- **WHAT NEEDS TO BE DONE**: In the records below, find the line containing "Read all visible content and emit it as JSON." and repeat it and every line after it exactly, without pictures.

※ ※ ※

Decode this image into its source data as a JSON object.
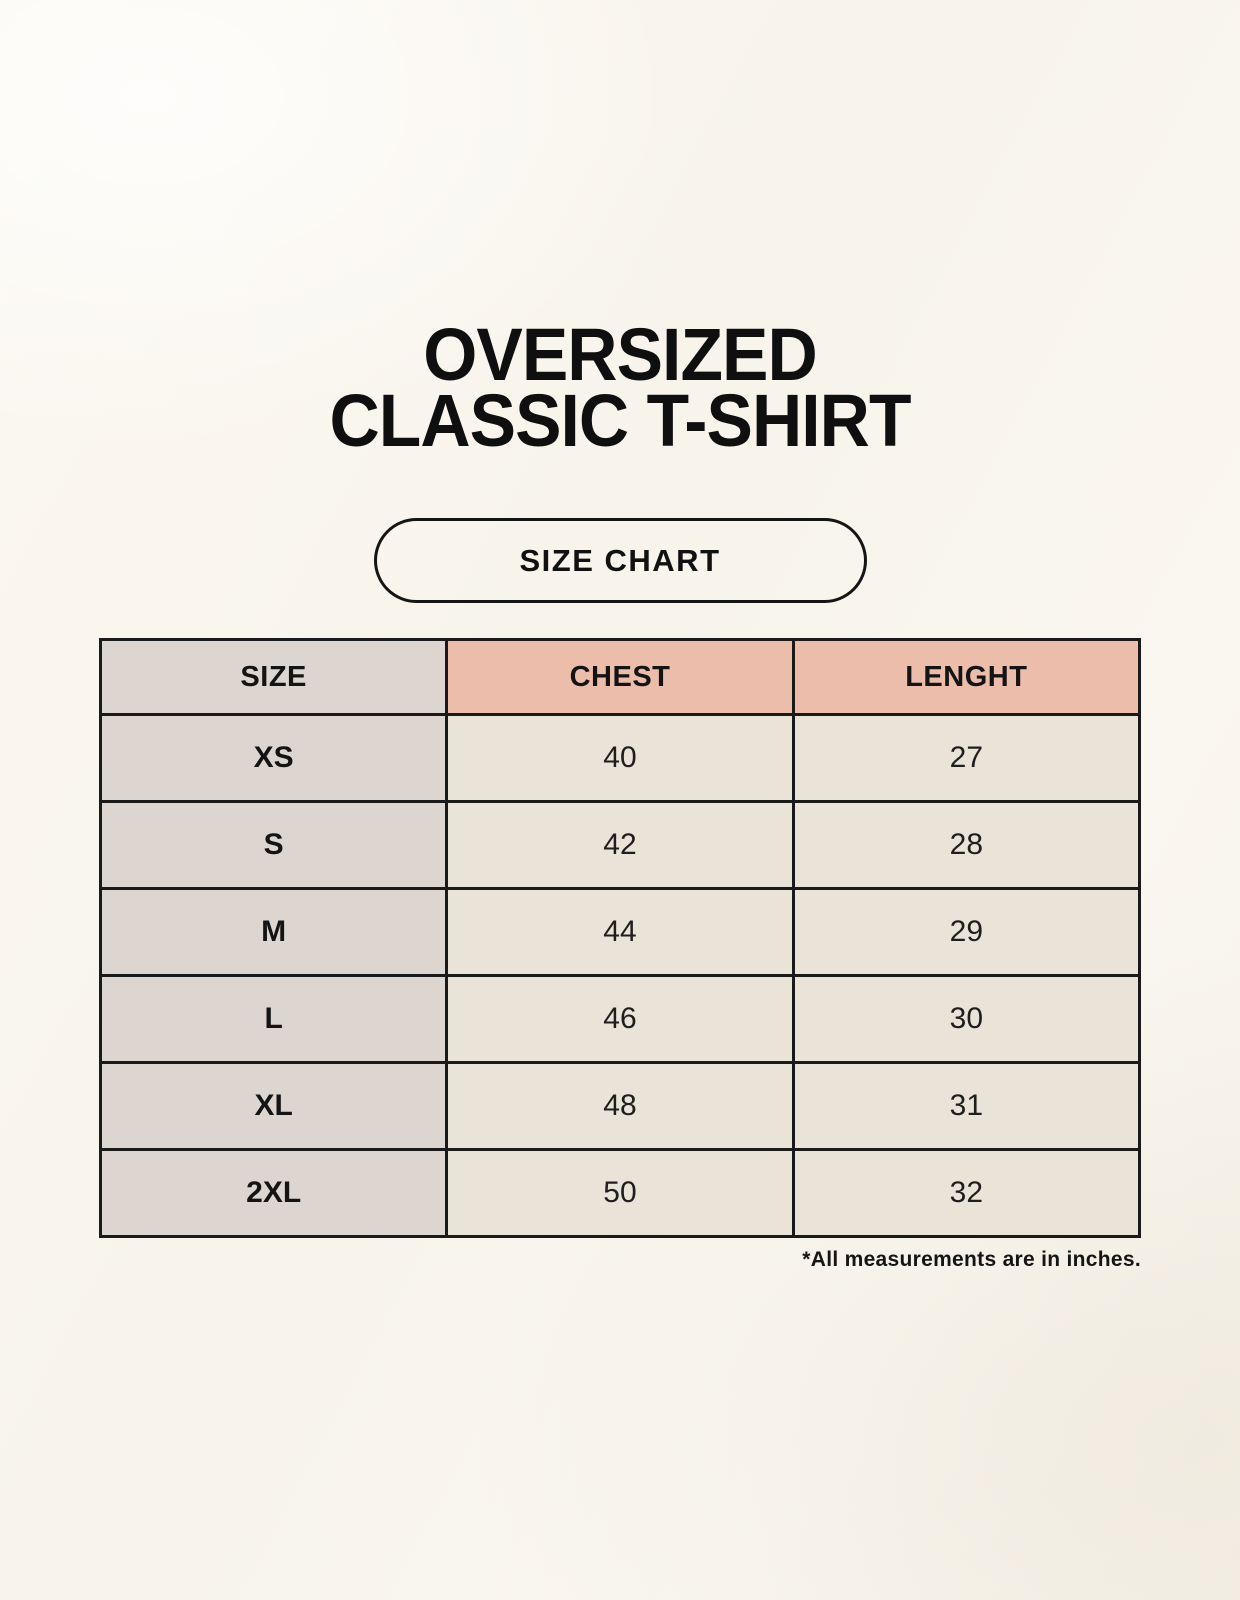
{
  "page": {
    "title_line1": "OVERSIZED",
    "title_line2": "CLASSIC T-SHIRT",
    "badge_label": "SIZE CHART",
    "footnote": "*All measurements are in inches."
  },
  "chart_data": {
    "type": "table",
    "title": "SIZE CHART",
    "columns": [
      "SIZE",
      "CHEST",
      "LENGHT"
    ],
    "rows": [
      [
        "XS",
        40,
        27
      ],
      [
        "S",
        42,
        28
      ],
      [
        "M",
        44,
        29
      ],
      [
        "L",
        46,
        30
      ],
      [
        "XL",
        48,
        31
      ],
      [
        "2XL",
        50,
        32
      ]
    ],
    "units": "inches"
  },
  "colors": {
    "page_bg": "#f9f6ef",
    "border_col": "#1a1a1a",
    "accent_bg": "#edbdab",
    "size_bg": "#ddd6d0",
    "cell_bg": "#eae3d8",
    "text_col": "#141414"
  }
}
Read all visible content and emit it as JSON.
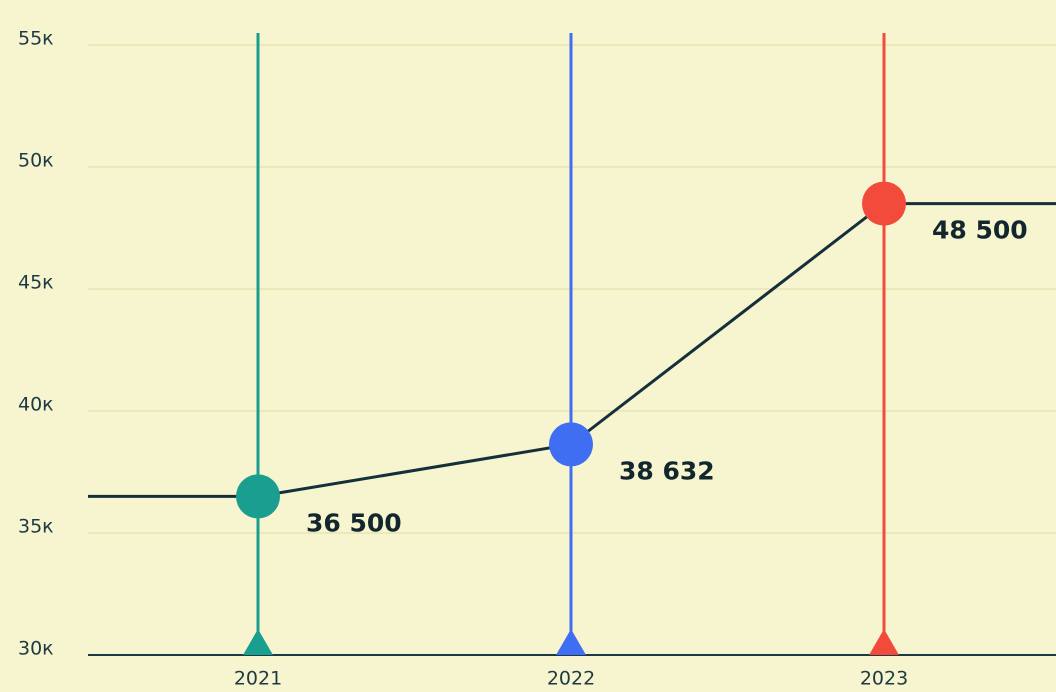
{
  "chart_data": {
    "type": "line",
    "categories": [
      "2021",
      "2022",
      "2023"
    ],
    "values": [
      36500,
      38632,
      48500
    ],
    "value_labels": [
      "36 500",
      "38 632",
      "48 500"
    ],
    "colors": [
      "#1a9e8f",
      "#3f6ef3",
      "#f24b3c"
    ],
    "line_color": "#15303a",
    "ylim": [
      30000,
      55000
    ],
    "yticks": [
      {
        "value": 30000,
        "label": "30к"
      },
      {
        "value": 35000,
        "label": "35к"
      },
      {
        "value": 40000,
        "label": "40к"
      },
      {
        "value": 45000,
        "label": "45к"
      },
      {
        "value": 50000,
        "label": "50к"
      },
      {
        "value": 55000,
        "label": "55к"
      }
    ],
    "grid": true
  }
}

※ ※ ※

- **EXERCISE RESPONSE**:
Read all visible content and emit it as JSON.
{
  "chart_data": {
    "type": "line",
    "categories": [
      "2021",
      "2022",
      "2023"
    ],
    "values": [
      36500,
      38632,
      48500
    ],
    "value_labels": [
      "36 500",
      "38 632",
      "48 500"
    ],
    "colors": [
      "#1a9e8f",
      "#3f6ef3",
      "#f24b3c"
    ],
    "line_color": "#15303a",
    "ylim": [
      30000,
      55000
    ],
    "yticks": [
      {
        "value": 30000,
        "label": "30к"
      },
      {
        "value": 35000,
        "label": "35к"
      },
      {
        "value": 40000,
        "label": "40к"
      },
      {
        "value": 45000,
        "label": "45к"
      },
      {
        "value": 50000,
        "label": "50к"
      },
      {
        "value": 55000,
        "label": "55к"
      }
    ],
    "grid": true
  }
}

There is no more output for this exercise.